_TASK_
Print the entries in full, word for word, but not the pictures.

_Data records_
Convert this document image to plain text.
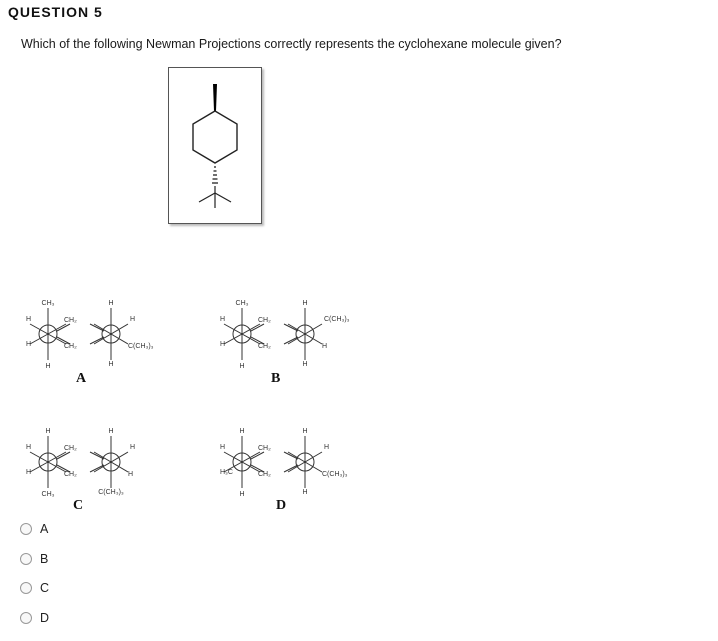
QUESTION 5
Which of the following Newman Projections correctly represents the cyclohexane molecule given?
CH₃
H
H
CH₂
H
H
H
CH₂
H
C(CH₃)₃
CH₃
H
H
CH₂
H
C(CH₃)₃
H
CH₂
H
H
H
H
H
CH₂
H
H
CH₃
CH₂
C(CH₃)₃
H
H
H
H₃C
CH₂
H
H
H
CH₂
H
C(CH₃)₃
A	B
C	D
A
B
C
D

_THE SOLUTION_
Convert this document image to plain text.
QUESTION 5
Which of the following Newman Projections correctly represents the cyclohexane molecule given?
CH₃
H
H
CH₂
H
H
H
CH₂
H
C(CH₃)₃
CH₃
H
H
CH₂
H
C(CH₃)₃
H
CH₂
H
H
H
H
H
CH₂
H
H
CH₃
CH₂
C(CH₃)₃
H
H
H
H₃C
CH₂
H
H
H
CH₂
H
C(CH₃)₃
A	B
C	D
A
B
C
D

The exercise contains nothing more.